-- Given task --
Convert each line of the entries below into a Markdown table with two columns, Row and Line, numbering the rows and omitting blank lines. Leave out the pictures.

Dataset excerpt:
::::::
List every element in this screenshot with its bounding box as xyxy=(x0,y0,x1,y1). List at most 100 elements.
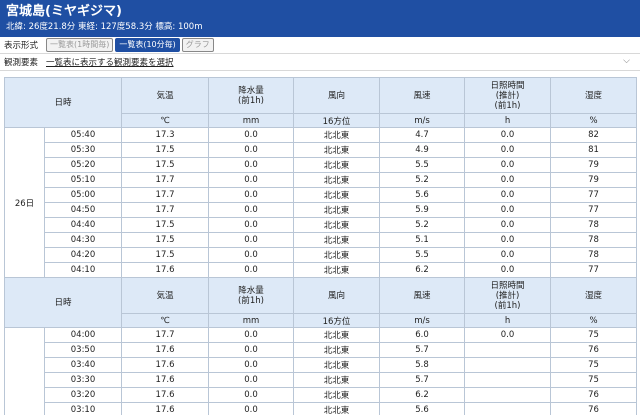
table-row: 03:20 17.6 0.0 北北東 6.2 76 xyxy=(5,387,638,403)
table-cell: 0.0 xyxy=(464,262,552,278)
table-cell: 77 xyxy=(550,262,638,278)
table-cell: 0.0 xyxy=(464,157,552,173)
table-cell: 5.5 xyxy=(379,157,466,173)
table-cell: 77 xyxy=(550,187,638,203)
unit-cell: mm xyxy=(208,313,295,328)
header-cell: 気温 xyxy=(121,277,210,314)
header-cell: 風速 xyxy=(379,77,466,114)
unit-cell: ℃ xyxy=(121,113,210,128)
header-cell: 風速 xyxy=(379,277,466,314)
table-cell: 5.5 xyxy=(379,247,466,263)
table-row: 03:10 17.6 0.0 北北東 5.6 76 xyxy=(5,402,638,415)
table-cell: 03:20 xyxy=(43,387,123,403)
table-cell: 79 xyxy=(550,157,638,173)
table-cell: 82 xyxy=(550,127,638,143)
table-cell: 04:10 xyxy=(43,262,123,278)
table-cell: 5.6 xyxy=(379,402,466,415)
observation-table-wrap: 日時 気温 降水量 (前1h) 風向 風速 日照時間 (推計) (前1h) 湿度 ℃ mm 16方位 m/… xyxy=(3,77,638,415)
station-title: 宮城島(ミヤギジマ) xyxy=(6,4,122,19)
table-cell: 17.7 xyxy=(121,172,210,188)
table-cell: 北北東 xyxy=(293,357,381,373)
table-cell: 04:50 xyxy=(43,202,123,218)
unit-cell: 16方位 xyxy=(293,313,381,328)
table-row: 03:50 17.6 0.0 北北東 5.7 76 xyxy=(5,342,638,358)
unit-cell: h xyxy=(464,313,552,328)
table-cell: 5.1 xyxy=(379,232,466,248)
table-header-row: 日時 気温 降水量 (前1h) 風向 風速 日照時間 (推計) (前1h) 湿度 xyxy=(3,77,638,128)
table-cell: 05:30 xyxy=(43,142,123,158)
table-row: 03:40 17.6 0.0 北北東 5.8 75 xyxy=(5,357,638,373)
graph-button[interactable]: グラフ xyxy=(181,38,214,52)
table-cell: 75 xyxy=(550,327,638,343)
header-cell: 気温 xyxy=(121,77,210,114)
table-cell: 北北東 xyxy=(293,327,381,343)
table-cell: 17.5 xyxy=(121,247,210,263)
table-cell: 03:10 xyxy=(43,402,123,415)
hourly-list-button[interactable]: 一覧表(1時間毎) xyxy=(46,38,114,52)
table-cell: 17.6 xyxy=(121,372,210,388)
table-cell: 北北東 xyxy=(293,342,381,358)
table-cell: 北北東 xyxy=(293,142,381,158)
table-cell: 17.5 xyxy=(121,217,210,233)
day-cell xyxy=(4,327,45,415)
table-cell: 6.2 xyxy=(379,262,466,278)
table-cell: 17.5 xyxy=(121,157,210,173)
table-cell: 81 xyxy=(550,142,638,158)
table-cell: 北北東 xyxy=(293,232,381,248)
table-cell: 75 xyxy=(550,357,638,373)
table-header-row: 日時 気温 降水量 (前1h) 風向 風速 日照時間 (推計) (前1h) 湿度 xyxy=(3,277,638,328)
station-coords: 北緯: 26度21.8分 東経: 127度58.3分 標高: 100m xyxy=(6,22,203,32)
table-cell: 北北東 xyxy=(293,402,381,415)
table-cell: 0.0 xyxy=(208,127,295,143)
unit-cell: mm xyxy=(208,113,295,128)
table-cell: 0.0 xyxy=(208,232,295,248)
table-cell: 5.8 xyxy=(379,357,466,373)
header-cell: 降水量 (前1h) xyxy=(208,77,295,114)
table-cell: 17.6 xyxy=(121,357,210,373)
table-cell xyxy=(464,357,552,373)
header-datetime: 日時 xyxy=(3,277,123,328)
table-cell: 0.0 xyxy=(464,232,552,248)
element-select[interactable]: 一覧表に表示する観測要素を選択 xyxy=(46,56,174,68)
table-row: 05:20 17.5 0.0 北北東 5.5 0.0 79 xyxy=(5,157,638,173)
element-row: 観測要素 一覧表に表示する観測要素を選択 ⌵ xyxy=(0,54,640,71)
table-row: 05:30 17.5 0.0 北北東 4.9 0.0 81 xyxy=(5,142,638,158)
table-cell: 17.6 xyxy=(121,342,210,358)
table-cell xyxy=(464,402,552,415)
header-cell: 降水量 (前1h) xyxy=(208,277,295,314)
table-cell: 0.0 xyxy=(208,142,295,158)
unit-cell: 16方位 xyxy=(293,113,381,128)
day-cell: 26日 xyxy=(4,127,45,278)
table-cell: 北北東 xyxy=(293,262,381,278)
table-row: 03:30 17.6 0.0 北北東 5.7 75 xyxy=(5,372,638,388)
ten-minute-list-button[interactable]: 一覧表(10分毎) xyxy=(115,38,180,52)
table-cell: 77 xyxy=(550,202,638,218)
table-cell: 03:30 xyxy=(43,372,123,388)
chevron-down-icon[interactable]: ⌵ xyxy=(623,56,630,66)
table-cell: 北北東 xyxy=(293,157,381,173)
table-cell: 0.0 xyxy=(208,342,295,358)
table-cell: 17.6 xyxy=(121,402,210,415)
header-datetime: 日時 xyxy=(3,77,123,128)
table-cell: 0.0 xyxy=(208,372,295,388)
table-cell: 17.7 xyxy=(121,327,210,343)
table-cell: 4.7 xyxy=(379,127,466,143)
table-cell: 5.2 xyxy=(379,217,466,233)
table-cell: 17.5 xyxy=(121,142,210,158)
table-cell: 75 xyxy=(550,372,638,388)
header-cell: 日照時間 (推計) (前1h) xyxy=(464,277,552,314)
table-cell: 0.0 xyxy=(208,247,295,263)
table-cell: 04:20 xyxy=(43,247,123,263)
table-cell: 0.0 xyxy=(464,142,552,158)
table-cell: 17.5 xyxy=(121,232,210,248)
table-cell: 04:00 xyxy=(43,327,123,343)
table-cell: 北北東 xyxy=(293,217,381,233)
table-cell: 76 xyxy=(550,342,638,358)
table-cell: 76 xyxy=(550,402,638,415)
table-cell: 北北東 xyxy=(293,372,381,388)
unit-cell: % xyxy=(550,313,638,328)
table-cell: 北北東 xyxy=(293,387,381,403)
table-cell: 0.0 xyxy=(464,172,552,188)
unit-cell: % xyxy=(550,113,638,128)
table-cell: 0.0 xyxy=(464,202,552,218)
::::::
-- Exercise response --
| Row | Line |
|---|---|
| 1 | List every element in this screenshot with its bounding box as xyxy=(x0,y0,x1,y1). List at most 100 elements. |
| 2 | table-row: 03:20 17.6 0.0 北北東 6.2 76 xyxy=(5,387,638,403) |
| 3 | table-cell: 0.0 xyxy=(464,262,552,278) |
| 4 | table-cell: 77 xyxy=(550,262,638,278) |
| 5 | table-cell: 0.0 xyxy=(464,157,552,173) |
| 6 | table-cell: 5.5 xyxy=(379,157,466,173) |
| 7 | table-cell: 77 xyxy=(550,187,638,203) |
| 8 | unit-cell: mm xyxy=(208,313,295,328) |
| 9 | header-cell: 気温 xyxy=(121,277,210,314) |
| 10 | header-cell: 風速 xyxy=(379,77,466,114) |
| 11 | unit-cell: ℃ xyxy=(121,113,210,128) |
| 12 | header-cell: 風速 xyxy=(379,277,466,314) |
| 13 | table-cell: 5.5 xyxy=(379,247,466,263) |
| 14 | table-row: 03:10 17.6 0.0 北北東 5.6 76 xyxy=(5,402,638,415) |
| 15 | table-cell: 03:20 xyxy=(43,387,123,403) |
| 16 | table-cell: 79 xyxy=(550,157,638,173) |
| 17 | table-cell: 82 xyxy=(550,127,638,143) |
| 18 | table-cell: 04:10 xyxy=(43,262,123,278) |
| 19 | table-cell: 5.6 xyxy=(379,402,466,415) |
| 20 | observation-table-wrap: 日時 気温 降水量 (前1h) 風向 風速 日照時間 (推計) (前1h) 湿度 ℃ mm 16方位 m/… xyxy=(3,77,638,415) |
| 21 | station-title: 宮城島(ミヤギジマ) xyxy=(6,4,122,19) |
| 22 | table-cell: 17.7 xyxy=(121,172,210,188) |
| 23 | table-cell: 北北東 xyxy=(293,357,381,373) |
| 24 | table-cell: 04:50 xyxy=(43,202,123,218) |
| 25 | unit-cell: 16方位 xyxy=(293,313,381,328) |
| 26 | table-row: 03:50 17.6 0.0 北北東 5.7 76 xyxy=(5,342,638,358) |
| 27 | unit-cell: h xyxy=(464,313,552,328) |
| 28 | table-cell: 5.1 xyxy=(379,232,466,248) |
| 29 | table-header-row: 日時 気温 降水量 (前1h) 風向 風速 日照時間 (推計) (前1h) 湿度 xyxy=(3,77,638,128) |
| 30 | table-cell: 05:30 xyxy=(43,142,123,158) |
| 31 | table-row: 03:40 17.6 0.0 北北東 5.8 75 xyxy=(5,357,638,373) |
| 32 | graph-button[interactable]: グラフ xyxy=(181,38,214,52) |
| 33 | table-cell: 75 xyxy=(550,327,638,343) |
| 34 | header-cell: 気温 xyxy=(121,77,210,114) |
| 35 | table-cell: 北北東 xyxy=(293,327,381,343) |
| 36 | table-cell: 17.5 xyxy=(121,247,210,263) |
| 37 | table-cell: 03:10 xyxy=(43,402,123,415) |
| 38 | hourly-list-button[interactable]: 一覧表(1時間毎) xyxy=(46,38,114,52) |
| 39 | table-cell: 17.6 xyxy=(121,372,210,388) |
| 40 | table-cell: 北北東 xyxy=(293,342,381,358) |
| 41 | table-cell: 北北東 xyxy=(293,142,381,158) |
| 42 | table-cell: 17.5 xyxy=(121,217,210,233) |
| 43 | day-cell xyxy=(4,327,45,415) |
| 44 | table-cell: 6.2 xyxy=(379,262,466,278) |
| 45 | table-cell: 17.5 xyxy=(121,157,210,173) |
| 46 | table-cell: 81 xyxy=(550,142,638,158) |
| 47 | table-cell: 北北東 xyxy=(293,232,381,248) |
| 48 | table-cell: 75 xyxy=(550,357,638,373) |
| 49 | table-header-row: 日時 気温 降水量 (前1h) 風向 風速 日照時間 (推計) (前1h) 湿度 xyxy=(3,277,638,328) |
| 50 | station-coords: 北緯: 26度21.8分 東経: 127度58.3分 標高: 100m xyxy=(6,22,203,32) |
| 51 | table-cell: 北北東 xyxy=(293,402,381,415) |
| 52 | table-cell: 0.0 xyxy=(208,127,295,143) |
| 53 | unit-cell: mm xyxy=(208,113,295,128) |
| 54 | table-cell: 0.0 xyxy=(208,232,295,248) |
| 55 | table-cell: 5.8 xyxy=(379,357,466,373) |
| 56 | header-cell: 降水量 (前1h) xyxy=(208,77,295,114) |
| 57 | table-cell: 17.6 xyxy=(121,357,210,373) |
| 58 | table-cell xyxy=(464,357,552,373) |
| 59 | header-datetime: 日時 xyxy=(3,277,123,328) |
| 60 | table-cell: 0.0 xyxy=(464,232,552,248) |
| 61 | element-select[interactable]: 一覧表に表示する観測要素を選択 xyxy=(46,56,174,68) |
| 62 | table-row: 05:20 17.5 0.0 北北東 5.5 0.0 79 xyxy=(5,157,638,173) |
| 63 | element-row: 観測要素 一覧表に表示する観測要素を選択 ⌵ xyxy=(0,54,640,71) |
| 64 | table-row: 05:30 17.5 0.0 北北東 4.9 0.0 81 xyxy=(5,142,638,158) |
| 65 | table-cell: 17.6 xyxy=(121,342,210,358) |
| 66 | table-cell xyxy=(464,402,552,415) |
| 67 | header-cell: 降水量 (前1h) xyxy=(208,277,295,314) |
| 68 | table-cell: 0.0 xyxy=(208,142,295,158) |
| 69 | unit-cell: 16方位 xyxy=(293,113,381,128) |
| 70 | day-cell: 26日 xyxy=(4,127,45,278) |
| 71 | table-cell: 北北東 xyxy=(293,262,381,278) |
| 72 | table-row: 03:30 17.6 0.0 北北東 5.7 75 xyxy=(5,372,638,388) |
| 73 | ten-minute-list-button[interactable]: 一覧表(10分毎) xyxy=(115,38,180,52) |
| 74 | table-cell: 77 xyxy=(550,202,638,218) |
| 75 | table-cell: 03:30 xyxy=(43,372,123,388) |
| 76 | chevron-down-icon[interactable]: ⌵ xyxy=(623,56,630,66) |
| 77 | table-cell: 北北東 xyxy=(293,157,381,173) |
| 78 | table-cell: 0.0 xyxy=(208,342,295,358) |
| 79 | table-cell: 17.6 xyxy=(121,402,210,415) |
| 80 | header-datetime: 日時 xyxy=(3,77,123,128) |
| 81 | table-cell: 0.0 xyxy=(208,372,295,388) |
| 82 | table-cell: 17.7 xyxy=(121,327,210,343) |
| 83 | table-cell: 4.7 xyxy=(379,127,466,143) |
| 84 | table-cell: 5.2 xyxy=(379,217,466,233) |
| 85 | table-cell: 17.5 xyxy=(121,142,210,158) |
| 86 | table-cell: 75 xyxy=(550,372,638,388) |
| 87 | header-cell: 日照時間 (推計) (前1h) xyxy=(464,277,552,314) |
| 88 | table-cell: 0.0 xyxy=(208,247,295,263) |
| 89 | table-cell: 04:20 xyxy=(43,247,123,263) |
| 90 | table-cell: 0.0 xyxy=(464,142,552,158) |
| 91 | table-cell: 17.5 xyxy=(121,232,210,248) |
| 92 | table-cell: 04:00 xyxy=(43,327,123,343) |
| 93 | table-cell: 北北東 xyxy=(293,217,381,233) |
| 94 | table-cell: 76 xyxy=(550,342,638,358) |
| 95 | table-cell: 76 xyxy=(550,402,638,415) |
| 96 | table-cell: 北北東 xyxy=(293,372,381,388) |
| 97 | unit-cell: % xyxy=(550,313,638,328) |
| 98 | table-cell: 北北東 xyxy=(293,387,381,403) |
| 99 | table-cell: 0.0 xyxy=(464,172,552,188) |
| 100 | unit-cell: % xyxy=(550,113,638,128) |
| 101 | table-cell: 0.0 xyxy=(464,202,552,218) |